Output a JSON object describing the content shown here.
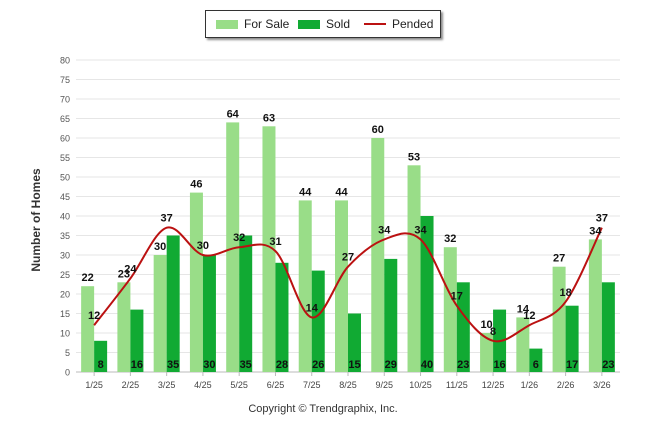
{
  "chart_data": {
    "type": "bar",
    "title": "",
    "xlabel": "",
    "ylabel": "Number of Homes",
    "ylim": [
      0,
      80
    ],
    "yticks": [
      0,
      5,
      10,
      15,
      20,
      25,
      30,
      35,
      40,
      45,
      50,
      55,
      60,
      65,
      70,
      75,
      80
    ],
    "categories": [
      "1/25",
      "2/25",
      "3/25",
      "4/25",
      "5/25",
      "6/25",
      "7/25",
      "8/25",
      "9/25",
      "10/25",
      "11/25",
      "12/25",
      "1/26",
      "2/26",
      "3/26"
    ],
    "series": [
      {
        "name": "For Sale",
        "kind": "bar",
        "color": "#99dd88",
        "values": [
          22,
          23,
          30,
          46,
          64,
          63,
          44,
          44,
          60,
          53,
          32,
          10,
          14,
          27,
          34
        ]
      },
      {
        "name": "Sold",
        "kind": "bar",
        "color": "#11aa33",
        "values": [
          8,
          16,
          35,
          30,
          35,
          28,
          26,
          15,
          29,
          40,
          23,
          16,
          6,
          17,
          23
        ]
      },
      {
        "name": "Pended",
        "kind": "line",
        "color": "#bb1111",
        "values": [
          12,
          24,
          37,
          30,
          32,
          31,
          14,
          27,
          34,
          34,
          17,
          8,
          12,
          18,
          37
        ]
      }
    ],
    "legend_position": "top-center",
    "grid": true
  },
  "footer": {
    "copyright": "Copyright © Trendgraphix, Inc."
  }
}
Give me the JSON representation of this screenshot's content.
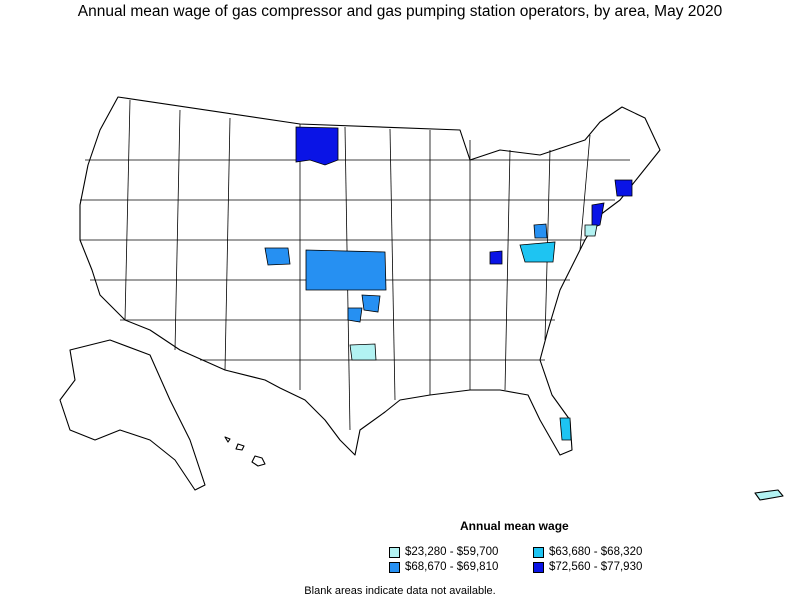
{
  "title": "Annual mean wage of gas compressor and gas pumping station operators, by area, May 2020",
  "legend": {
    "title": "Annual mean wage",
    "items": [
      {
        "label": "$23,280 - $59,700",
        "color": "#b2f2f2"
      },
      {
        "label": "$63,680 - $68,320",
        "color": "#1ec4f2"
      },
      {
        "label": "$68,670 - $69,810",
        "color": "#2690f2"
      },
      {
        "label": "$72,560 - $77,930",
        "color": "#0a14e6"
      }
    ]
  },
  "footnote": "Blank areas indicate data not available.",
  "colors": {
    "outline": "#000000",
    "land": "#ffffff"
  }
}
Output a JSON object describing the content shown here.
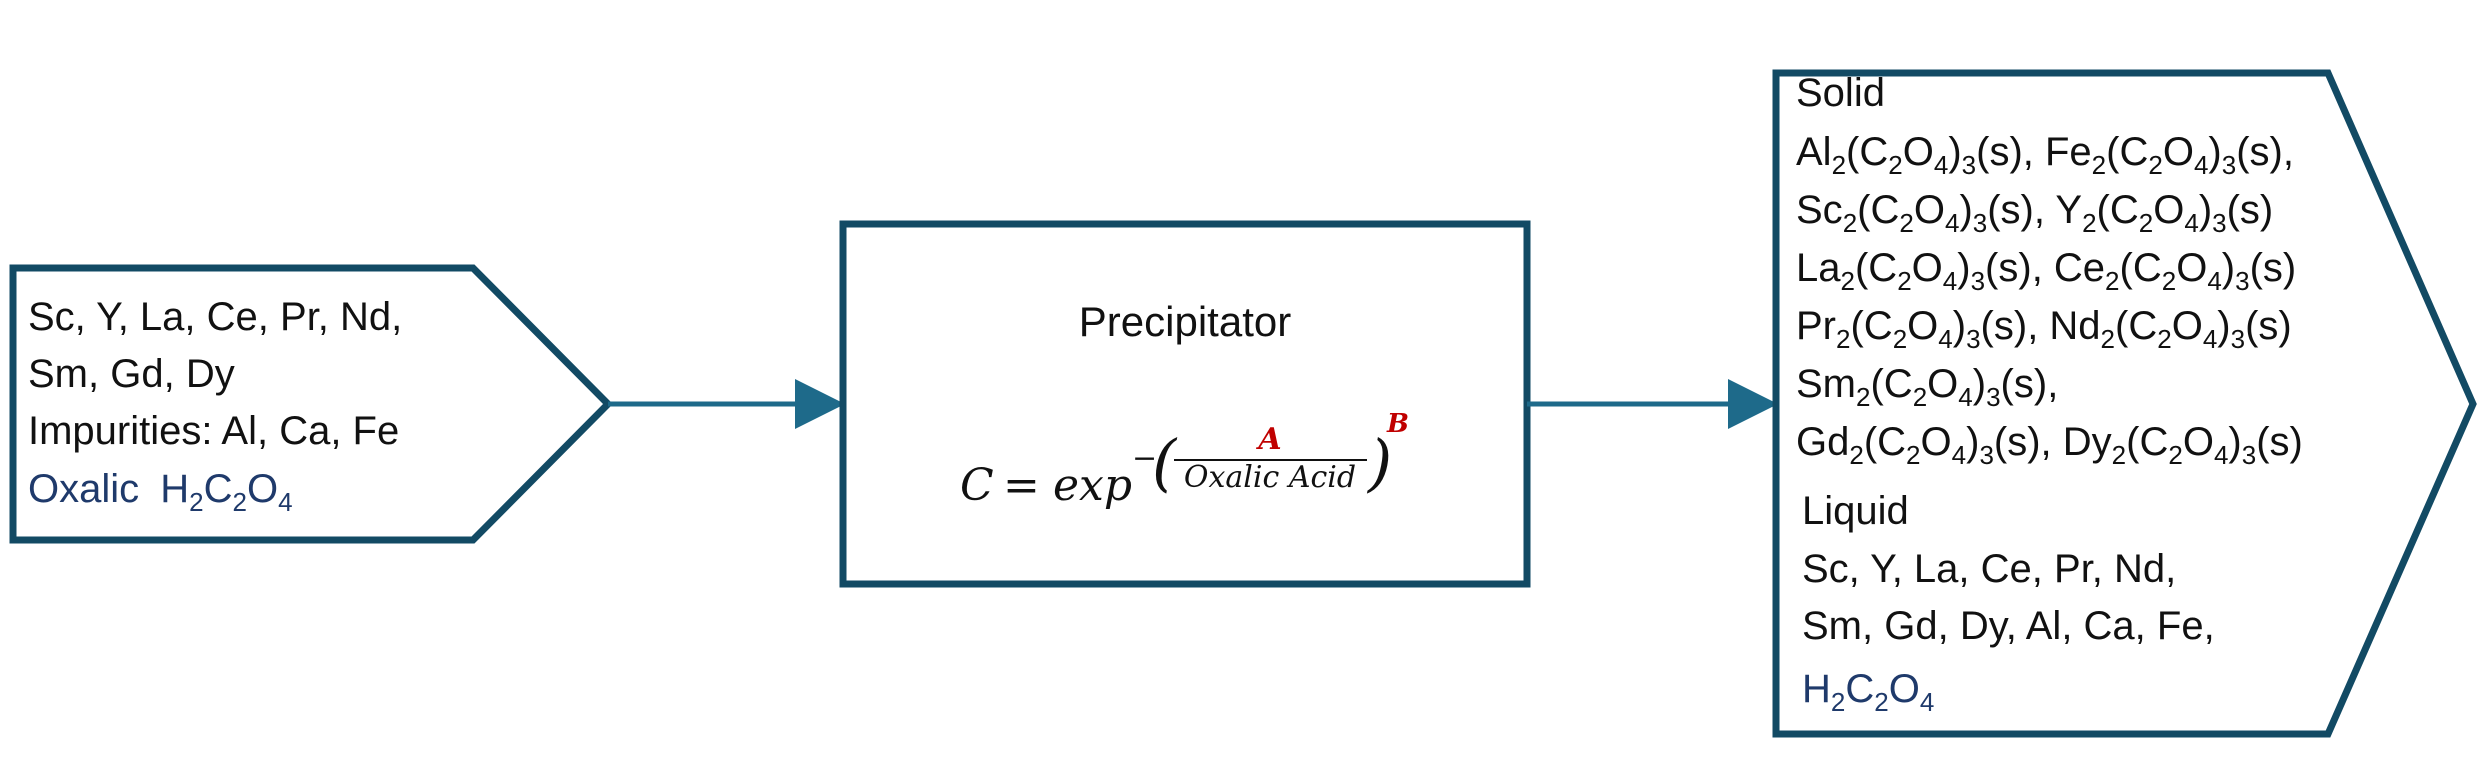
{
  "colors": {
    "stroke": "#124a64",
    "arrow": "#1e6a8a",
    "text": "#111111",
    "blue_text": "#1f3a6b",
    "red": "#c00000"
  },
  "input": {
    "line1": "Sc, Y, La, Ce, Pr, Nd,",
    "line2": "Sm, Gd, Dy",
    "line3": "Impurities: Al, Ca, Fe",
    "oxalic_word": "Oxalic",
    "oxalic_formula": {
      "h": "H",
      "h_sub": "2",
      "c": "C",
      "c_sub": "2",
      "o": "O",
      "o_sub": "4"
    }
  },
  "precipitator": {
    "title": "Precipitator",
    "equation": {
      "lhs": "C",
      "equals": "=",
      "func": "exp",
      "minus": "−",
      "numerator": "A",
      "denominator": "Oxalic Acid",
      "exponent": "B",
      "paren_open": "(",
      "paren_close": ")"
    }
  },
  "output": {
    "solid_heading": "Solid",
    "solid_lines": [
      [
        [
          "Al",
          "2"
        ],
        [
          "(C",
          "2"
        ],
        [
          "O",
          "4"
        ],
        [
          ")",
          "3"
        ],
        [
          "(s), Fe",
          "2"
        ],
        [
          "(C",
          "2"
        ],
        [
          "O",
          "4"
        ],
        [
          ")",
          "3"
        ],
        [
          "(s),",
          ""
        ]
      ],
      [
        [
          "Sc",
          "2"
        ],
        [
          "(C",
          "2"
        ],
        [
          "O",
          "4"
        ],
        [
          ")",
          "3"
        ],
        [
          "(s), Y",
          "2"
        ],
        [
          "(C",
          "2"
        ],
        [
          "O",
          "4"
        ],
        [
          ")",
          "3"
        ],
        [
          "(s)",
          ""
        ]
      ],
      [
        [
          "La",
          "2"
        ],
        [
          "(C",
          "2"
        ],
        [
          "O",
          "4"
        ],
        [
          ")",
          "3"
        ],
        [
          "(s), Ce",
          "2"
        ],
        [
          "(C",
          "2"
        ],
        [
          "O",
          "4"
        ],
        [
          ")",
          "3"
        ],
        [
          "(s)",
          ""
        ]
      ],
      [
        [
          "Pr",
          "2"
        ],
        [
          "(C",
          "2"
        ],
        [
          "O",
          "4"
        ],
        [
          ")",
          "3"
        ],
        [
          "(s), Nd",
          "2"
        ],
        [
          "(C",
          "2"
        ],
        [
          "O",
          "4"
        ],
        [
          ")",
          "3"
        ],
        [
          "(s)",
          ""
        ]
      ],
      [
        [
          "Sm",
          "2"
        ],
        [
          "(C",
          "2"
        ],
        [
          "O",
          "4"
        ],
        [
          ")",
          "3"
        ],
        [
          "(s),",
          ""
        ]
      ],
      [
        [
          "Gd",
          "2"
        ],
        [
          "(C",
          "2"
        ],
        [
          "O",
          "4"
        ],
        [
          ")",
          "3"
        ],
        [
          "(s), Dy",
          "2"
        ],
        [
          "(C",
          "2"
        ],
        [
          "O",
          "4"
        ],
        [
          ")",
          "3"
        ],
        [
          "(s)",
          ""
        ]
      ]
    ],
    "liquid_heading": "Liquid",
    "liquid_line1": "Sc, Y, La, Ce, Pr, Nd,",
    "liquid_line2": "Sm, Gd, Dy, Al, Ca, Fe,",
    "liquid_formula": {
      "h": "H",
      "h_sub": "2",
      "c": "C",
      "c_sub": "2",
      "o": "O",
      "o_sub": "4"
    }
  }
}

_Directions:_ Without including any pictures, print each record exactly.

_Solution for this task:_
Output a JSON object describing the content shown here.
{
  "chart_data": {
    "type": "bar",
    "title": "",
    "xlabel": "",
    "ylabel": "Number of Homes",
    "ylim": [
      0,
      80
    ],
    "yticks": [
      0,
      5,
      10,
      15,
      20,
      25,
      30,
      35,
      40,
      45,
      50,
      55,
      60,
      65,
      70,
      75,
      80
    ],
    "categories": [
      "1/25",
      "2/25",
      "3/25",
      "4/25",
      "5/25",
      "6/25",
      "7/25",
      "8/25",
      "9/25",
      "10/25",
      "11/25",
      "12/25",
      "1/26",
      "2/26",
      "3/26"
    ],
    "series": [
      {
        "name": "For Sale",
        "kind": "bar",
        "color": "#99dd88",
        "values": [
          22,
          23,
          30,
          46,
          64,
          63,
          44,
          44,
          60,
          53,
          32,
          10,
          14,
          27,
          34
        ]
      },
      {
        "name": "Sold",
        "kind": "bar",
        "color": "#11aa33",
        "values": [
          8,
          16,
          35,
          30,
          35,
          28,
          26,
          15,
          29,
          40,
          23,
          16,
          6,
          17,
          23
        ]
      },
      {
        "name": "Pended",
        "kind": "line",
        "color": "#bb1111",
        "values": [
          12,
          24,
          37,
          30,
          32,
          31,
          14,
          27,
          34,
          34,
          17,
          8,
          12,
          18,
          37
        ]
      }
    ],
    "legend_position": "top-center",
    "grid": true
  },
  "footer": {
    "copyright": "Copyright © Trendgraphix, Inc."
  }
}
Give me the JSON representation of this screenshot's content.
{
  "title": "Annual mean wage of gas compressor and gas pumping station operators, by area, May 2020",
  "legend": {
    "title": "Annual mean wage",
    "items": [
      {
        "label": "$23,280 - $59,700",
        "color": "#b2f2f2"
      },
      {
        "label": "$63,680 - $68,320",
        "color": "#1ec4f2"
      },
      {
        "label": "$68,670 - $69,810",
        "color": "#2690f2"
      },
      {
        "label": "$72,560 - $77,930",
        "color": "#0a14e6"
      }
    ]
  },
  "footnote": "Blank areas indicate data not available.",
  "colors": {
    "outline": "#000000",
    "land": "#ffffff"
  }
}
Output a JSON object describing the content shown here.
{
  "colors": {
    "stroke": "#124a64",
    "arrow": "#1e6a8a",
    "text": "#111111",
    "blue_text": "#1f3a6b",
    "red": "#c00000"
  },
  "input": {
    "line1": "Sc, Y, La, Ce, Pr, Nd,",
    "line2": "Sm, Gd, Dy",
    "line3": "Impurities: Al, Ca, Fe",
    "oxalic_word": "Oxalic",
    "oxalic_formula": {
      "h": "H",
      "h_sub": "2",
      "c": "C",
      "c_sub": "2",
      "o": "O",
      "o_sub": "4"
    }
  },
  "precipitator": {
    "title": "Precipitator",
    "equation": {
      "lhs": "C",
      "equals": "=",
      "func": "exp",
      "minus": "−",
      "numerator": "A",
      "denominator": "Oxalic Acid",
      "exponent": "B",
      "paren_open": "(",
      "paren_close": ")"
    }
  },
  "output": {
    "solid_heading": "Solid",
    "solid_lines": [
      [
        [
          "Al",
          "2"
        ],
        [
          "(C",
          "2"
        ],
        [
          "O",
          "4"
        ],
        [
          ")",
          "3"
        ],
        [
          "(s), Fe",
          "2"
        ],
        [
          "(C",
          "2"
        ],
        [
          "O",
          "4"
        ],
        [
          ")",
          "3"
        ],
        [
          "(s),",
          ""
        ]
      ],
      [
        [
          "Sc",
          "2"
        ],
        [
          "(C",
          "2"
        ],
        [
          "O",
          "4"
        ],
        [
          ")",
          "3"
        ],
        [
          "(s), Y",
          "2"
        ],
        [
          "(C",
          "2"
        ],
        [
          "O",
          "4"
        ],
        [
          ")",
          "3"
        ],
        [
          "(s)",
          ""
        ]
      ],
      [
        [
          "La",
          "2"
        ],
        [
          "(C",
          "2"
        ],
        [
          "O",
          "4"
        ],
        [
          ")",
          "3"
        ],
        [
          "(s), Ce",
          "2"
        ],
        [
          "(C",
          "2"
        ],
        [
          "O",
          "4"
        ],
        [
          ")",
          "3"
        ],
        [
          "(s)",
          ""
        ]
      ],
      [
        [
          "Pr",
          "2"
        ],
        [
          "(C",
          "2"
        ],
        [
          "O",
          "4"
        ],
        [
          ")",
          "3"
        ],
        [
          "(s), Nd",
          "2"
        ],
        [
          "(C",
          "2"
        ],
        [
          "O",
          "4"
        ],
        [
          ")",
          "3"
        ],
        [
          "(s)",
          ""
        ]
      ],
      [
        [
          "Sm",
          "2"
        ],
        [
          "(C",
          "2"
        ],
        [
          "O",
          "4"
        ],
        [
          ")",
          "3"
        ],
        [
          "(s),",
          ""
        ]
      ],
      [
        [
          "Gd",
          "2"
        ],
        [
          "(C",
          "2"
        ],
        [
          "O",
          "4"
        ],
        [
          ")",
          "3"
        ],
        [
          "(s), Dy",
          "2"
        ],
        [
          "(C",
          "2"
        ],
        [
          "O",
          "4"
        ],
        [
          ")",
          "3"
        ],
        [
          "(s)",
          ""
        ]
      ]
    ],
    "liquid_heading": "Liquid",
    "liquid_line1": "Sc, Y, La, Ce, Pr, Nd,",
    "liquid_line2": "Sm, Gd, Dy, Al, Ca, Fe,",
    "liquid_formula": {
      "h": "H",
      "h_sub": "2",
      "c": "C",
      "c_sub": "2",
      "o": "O",
      "o_sub": "4"
    }
  }
}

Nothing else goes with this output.